- **AIM**
Find the string "from" in the records. Copy every line it appears in.

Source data
## Start

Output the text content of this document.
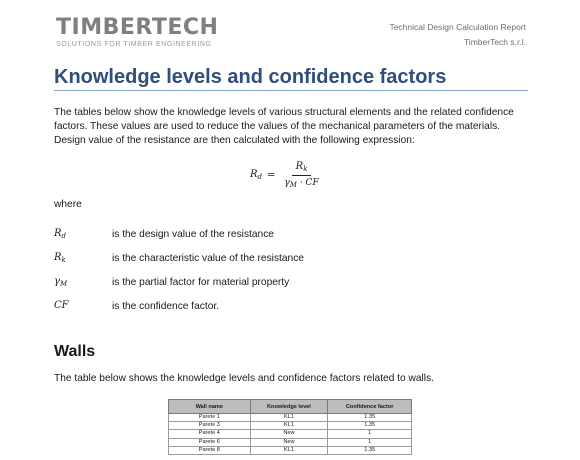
TIMBERTECH
SOLUTIONS FOR TIMBER ENGINEERING
Technical Design Calculation Report
TimberTech s.r.l.
Knowledge levels and confidence factors

The tables below show the knowledge levels of various structural elements and the related confidence factors. These values are used to reduce the values of the mechanical parameters of the materials. Design value of the resistance are then calculated with the following expression:

$R_d = \frac{R_k}{\gamma_M \cdot CF}$
where
$R_d$	is the design value of the resistance
$R_k$	is the characteristic value of the resistance
$\gamma_M$	is the partial factor for material property
CF	is the confidence factor.
Walls

The table below shows the knowledge levels and confidence factors related to walls.

Wall name	Knowledge level	Confidence factor
Parete 1	KL1	1.35
Parete 3	KL1	1.35
Parete 4	New	1
Parete 6	New	1
Parete 8	KL1	1.35
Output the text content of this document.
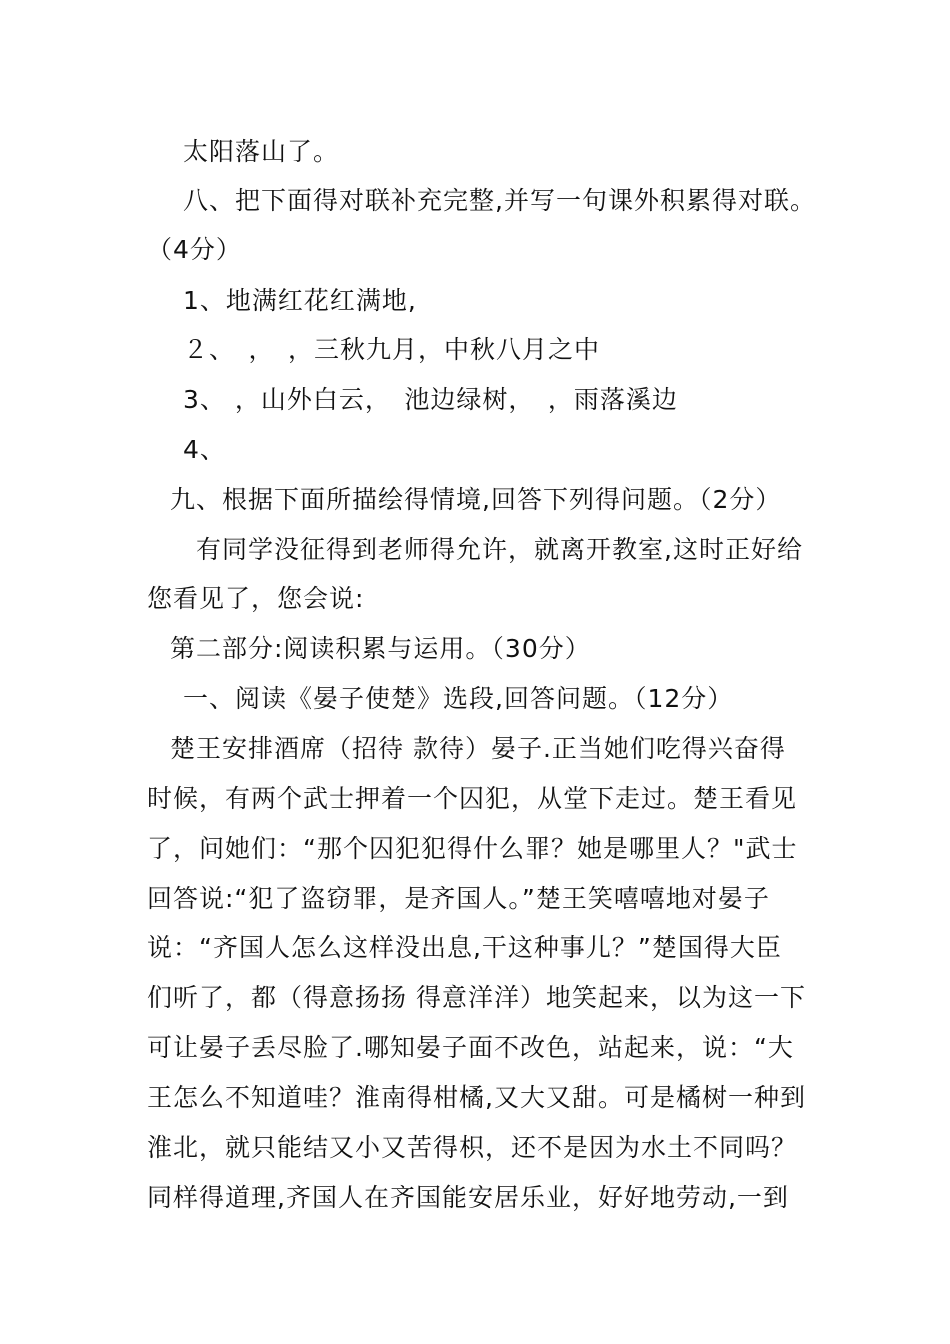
太阳落山了。
八、把下面得对联补充完整,并写一句课外积累得对联。
（4分）
1、地满红花红满地,
２、　，　，三秋九月，中秋八月之中
3、 ，山外白云，　池边绿树，　，雨落溪边
4、
九、根据下面所描绘得情境,回答下列得问题。（2分）
有同学没征得到老师得允许，就离开教室,这时正好给
您看见了，您会说:
第二部分:阅读积累与运用。（30分）
一、阅读《晏子使楚》选段,回答问题。（12分）
楚王安排酒席（招待 款待）晏子.正当她们吃得兴奋得
时候，有两个武士押着一个囚犯，从堂下走过。楚王看见
了，问她们：“那个囚犯犯得什么罪？她是哪里人？"武士
回答说:“犯了盗窃罪，是齐国人。”楚王笑嘻嘻地对晏子
说：“齐国人怎么这样没出息,干这种事儿？”楚国得大臣
们听了，都（得意扬扬 得意洋洋）地笑起来，以为这一下
可让晏子丢尽脸了.哪知晏子面不改色，站起来，说：“大
王怎么不知道哇？淮南得柑橘,又大又甜。可是橘树一种到
淮北，就只能结又小又苦得枳，还不是因为水土不同吗？
同样得道理,齐国人在齐国能安居乐业，好好地劳动,一到
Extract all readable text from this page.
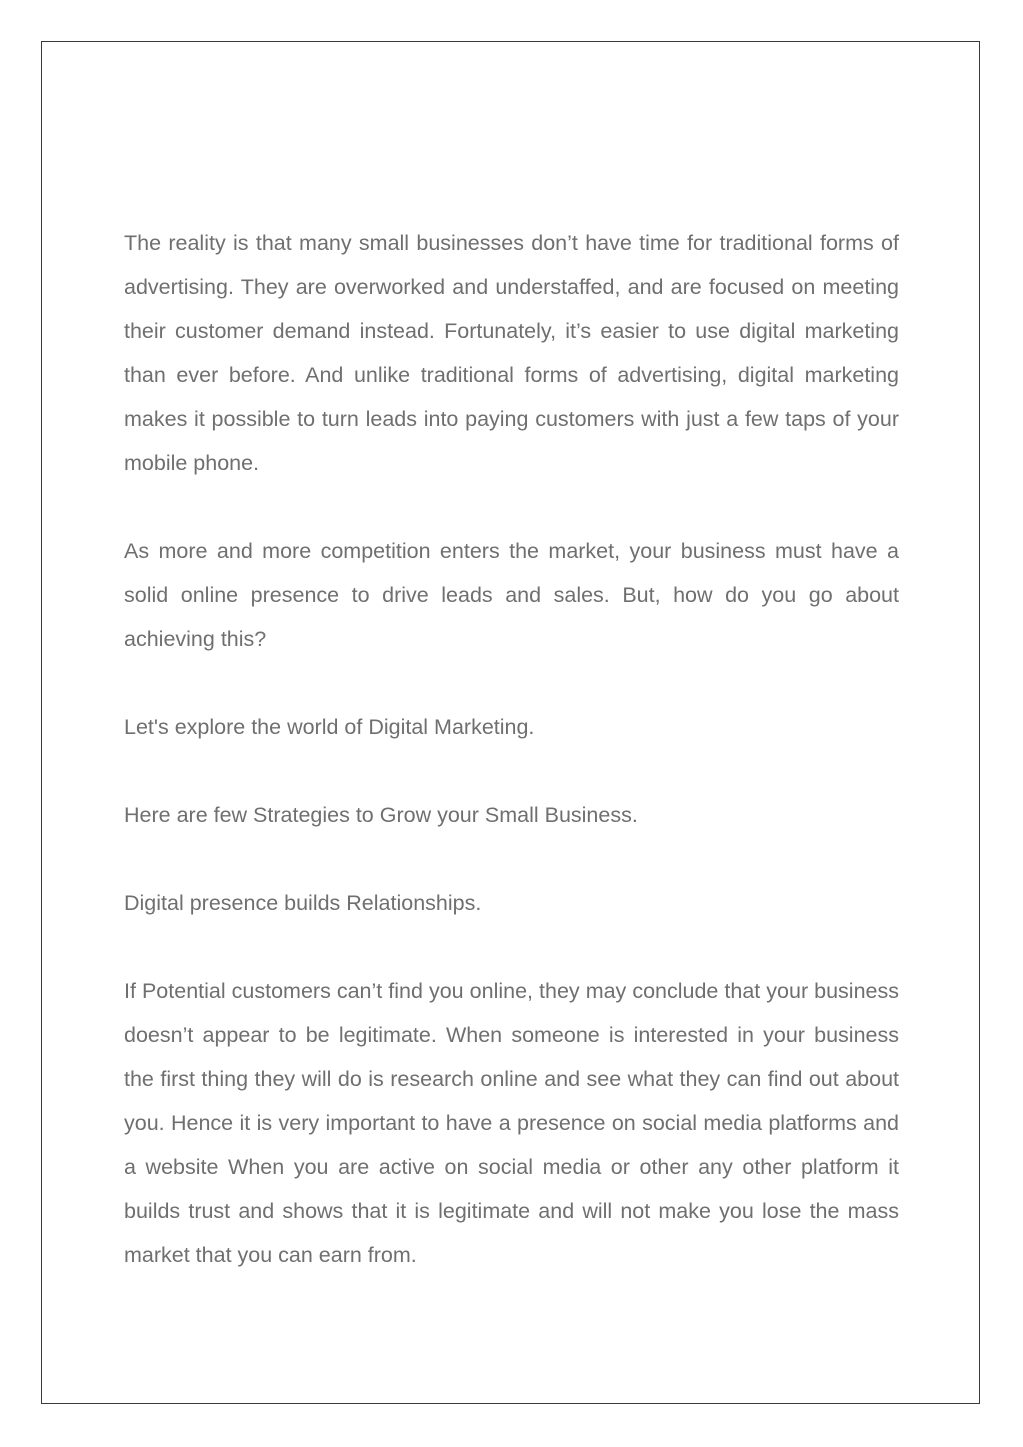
The reality is that many small businesses don’t have time for traditional forms of advertising. They are overworked and understaffed, and are focused on meeting their customer demand instead. Fortunately, it’s easier to use digital marketing than ever before. And unlike traditional forms of advertising, digital marketing makes it possible to turn leads into paying customers with just a few taps of your mobile phone.

As more and more competition enters the market, your business must have a solid online presence to drive leads and sales. But, how do you go about achieving this?

Let's explore the world of Digital Marketing.

Here are few Strategies to Grow your Small Business.

Digital presence builds Relationships.

If Potential customers can’t find you online, they may conclude that your business doesn’t appear to be legitimate. When someone is interested in your business the first thing they will do is research online and see what they can find out about you. Hence it is very important to have a presence on social media platforms and a website When you are active on social media or other any other platform it builds trust and shows that it is legitimate and will not make you lose the mass market that you can earn from.
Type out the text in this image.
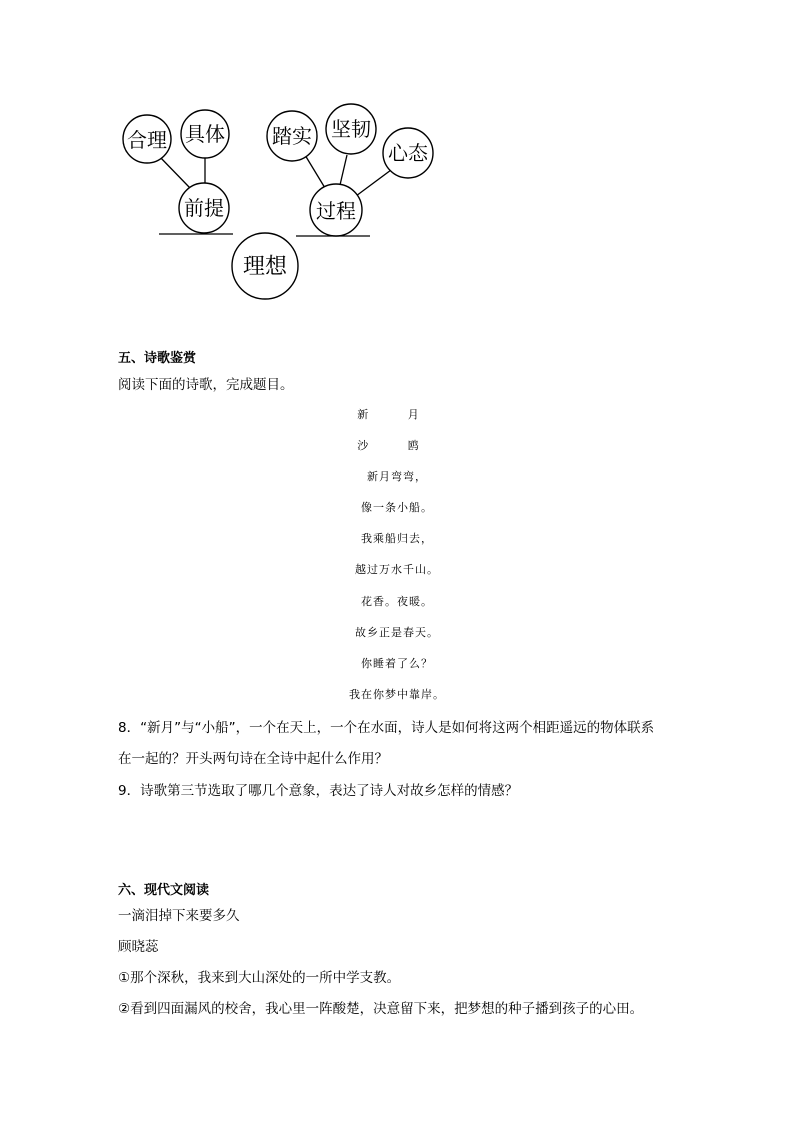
合理 具体
前提
踏实 坚韧
心态
过程
理想
五、诗歌鉴赏
阅读下面的诗歌，完成题目。
新 月
沙 鸥
新月弯弯，
像一条小船。
我乘船归去，
越过万水千山。
花香。夜暖。
故乡正是春天。
你睡着了么？
我在你梦中靠岸。
8．“新月”与“小船”，一个在天上，一个在水面，诗人是如何将这两个相距遥远的物体联系
在一起的？开头两句诗在全诗中起什么作用？
9．诗歌第三节选取了哪几个意象，表达了诗人对故乡怎样的情感？
六、现代文阅读
一滴泪掉下来要多久
顾晓蕊
①那个深秋，我来到大山深处的一所中学支教。
②看到四面漏风的校舍，我心里一阵酸楚，决意留下来，把梦想的种子播到孩子的心田。
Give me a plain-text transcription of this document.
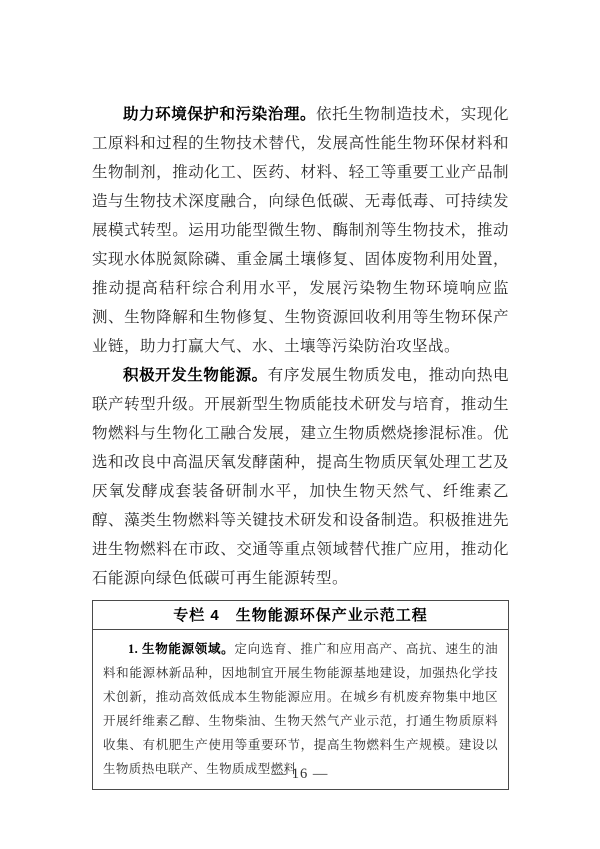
助力环境保护和污染治理。依托生物制造技术，实现化工原料和过程的生物技术替代，发展高性能生物环保材料和生物制剂，推动化工、医药、材料、轻工等重要工业产品制造与生物技术深度融合，向绿色低碳、无毒低毒、可持续发展模式转型。运用功能型微生物、酶制剂等生物技术，推动实现水体脱氮除磷、重金属土壤修复、固体废物利用处置，推动提高秸秆综合利用水平，发展污染物生物环境响应监测、生物降解和生物修复、生物资源回收利用等生物环保产业链，助力打赢大气、水、土壤等污染防治攻坚战。

积极开发生物能源。有序发展生物质发电，推动向热电联产转型升级。开展新型生物质能技术研发与培育，推动生物燃料与生物化工融合发展，建立生物质燃烧掺混标准。优选和改良中高温厌氧发酵菌种，提高生物质厌氧处理工艺及厌氧发酵成套装备研制水平，加快生物天然气、纤维素乙醇、藻类生物燃料等关键技术研发和设备制造。积极推进先进生物燃料在市政、交通等重点领域替代推广应用，推动化石能源向绿色低碳可再生能源转型。

专栏 4　生物能源环保产业示范工程
1. 生物能源领域。定向选育、推广和应用高产、高抗、速生的油料和能源林新品种，因地制宜开展生物能源基地建设，加强热化学技术创新，推动高效低成本生物能源应用。在城乡有机废弃物集中地区开展纤维素乙醇、生物柴油、生物天然气产业示范，打通生物质原料收集、有机肥生产使用等重要环节，提高生物燃料生产规模。建设以生物质热电联产、生物质成型燃料
— 16 —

## End

- **WRITTEN ANSWER**
Extract all readable text from this page.
If Potential customers can’t find you online, they may conclude that your business doesn’t appear to be legitimate. When someone is interested in your business the first thing they will do is research online and see what they can find out about you. Hence it is very important to have a presence on social media platforms and a website When you are active on social media or other any other platform it builds trust and shows that it is legitimate and will not make you lose the mass market that you can earn from.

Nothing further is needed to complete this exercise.